Exercise> Restate the material word for word and leave out anything that is a picture.

-- START Records --

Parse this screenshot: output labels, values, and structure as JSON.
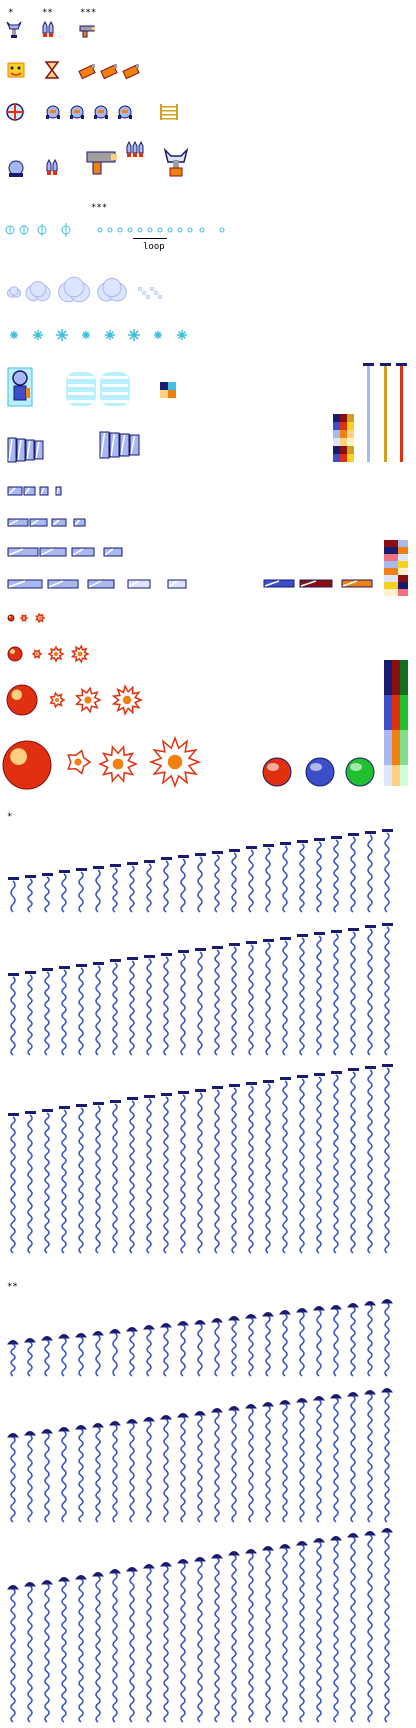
{
  "labels": {
    "level1": "*",
    "level2": "**",
    "level3": "***",
    "level3_projectile": "***",
    "loop": "loop",
    "section_level1": "*",
    "section_level2": "**"
  },
  "palette": {
    "navy": "#1a1a6e",
    "blue": "#3a4fc8",
    "light_blue": "#a8b8f0",
    "pale_blue": "#dde4ff",
    "cyan": "#40c0e0",
    "light_cyan": "#b8f0ff",
    "orange": "#f08010",
    "light_orange": "#ffd080",
    "red": "#e03010",
    "dark_red": "#8a1010",
    "yellow": "#f8d020",
    "green": "#20c030",
    "dark_green": "#107020",
    "pink": "#f07080",
    "gold": "#d0a020",
    "gray": "#a0a0a0"
  },
  "icons": [
    "claw-arm-icon",
    "twin-missile-icon",
    "blaster-icon",
    "face-badge-icon",
    "hourglass-icon",
    "bomb-icon",
    "compass-target-icon",
    "robot-drone-icon",
    "ladder-icon",
    "wave-blaster-icon",
    "triple-missile-icon",
    "grabber-claw-icon",
    "ice-sparkle-icon",
    "cloud-puff-icon",
    "snowflake-icon",
    "armored-knight-icon",
    "striped-cloud-icon",
    "screw-pole-icon",
    "glass-panel-icon",
    "fire-orb-icon",
    "burst-explosion-icon",
    "red-sphere-icon",
    "blue-sphere-icon",
    "green-sphere-icon",
    "coil-spring-icon"
  ]
}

-- END Records --

Response to the task>
Parse this screenshot: output labels, values, and structure as JSON.
{
  "labels": {
    "level1": "*",
    "level2": "**",
    "level3": "***",
    "level3_projectile": "***",
    "loop": "loop",
    "section_level1": "*",
    "section_level2": "**"
  },
  "palette": {
    "navy": "#1a1a6e",
    "blue": "#3a4fc8",
    "light_blue": "#a8b8f0",
    "pale_blue": "#dde4ff",
    "cyan": "#40c0e0",
    "light_cyan": "#b8f0ff",
    "orange": "#f08010",
    "light_orange": "#ffd080",
    "red": "#e03010",
    "dark_red": "#8a1010",
    "yellow": "#f8d020",
    "green": "#20c030",
    "dark_green": "#107020",
    "pink": "#f07080",
    "gold": "#d0a020",
    "gray": "#a0a0a0"
  },
  "icons": [
    "claw-arm-icon",
    "twin-missile-icon",
    "blaster-icon",
    "face-badge-icon",
    "hourglass-icon",
    "bomb-icon",
    "compass-target-icon",
    "robot-drone-icon",
    "ladder-icon",
    "wave-blaster-icon",
    "triple-missile-icon",
    "grabber-claw-icon",
    "ice-sparkle-icon",
    "cloud-puff-icon",
    "snowflake-icon",
    "armored-knight-icon",
    "striped-cloud-icon",
    "screw-pole-icon",
    "glass-panel-icon",
    "fire-orb-icon",
    "burst-explosion-icon",
    "red-sphere-icon",
    "blue-sphere-icon",
    "green-sphere-icon",
    "coil-spring-icon"
  ]
}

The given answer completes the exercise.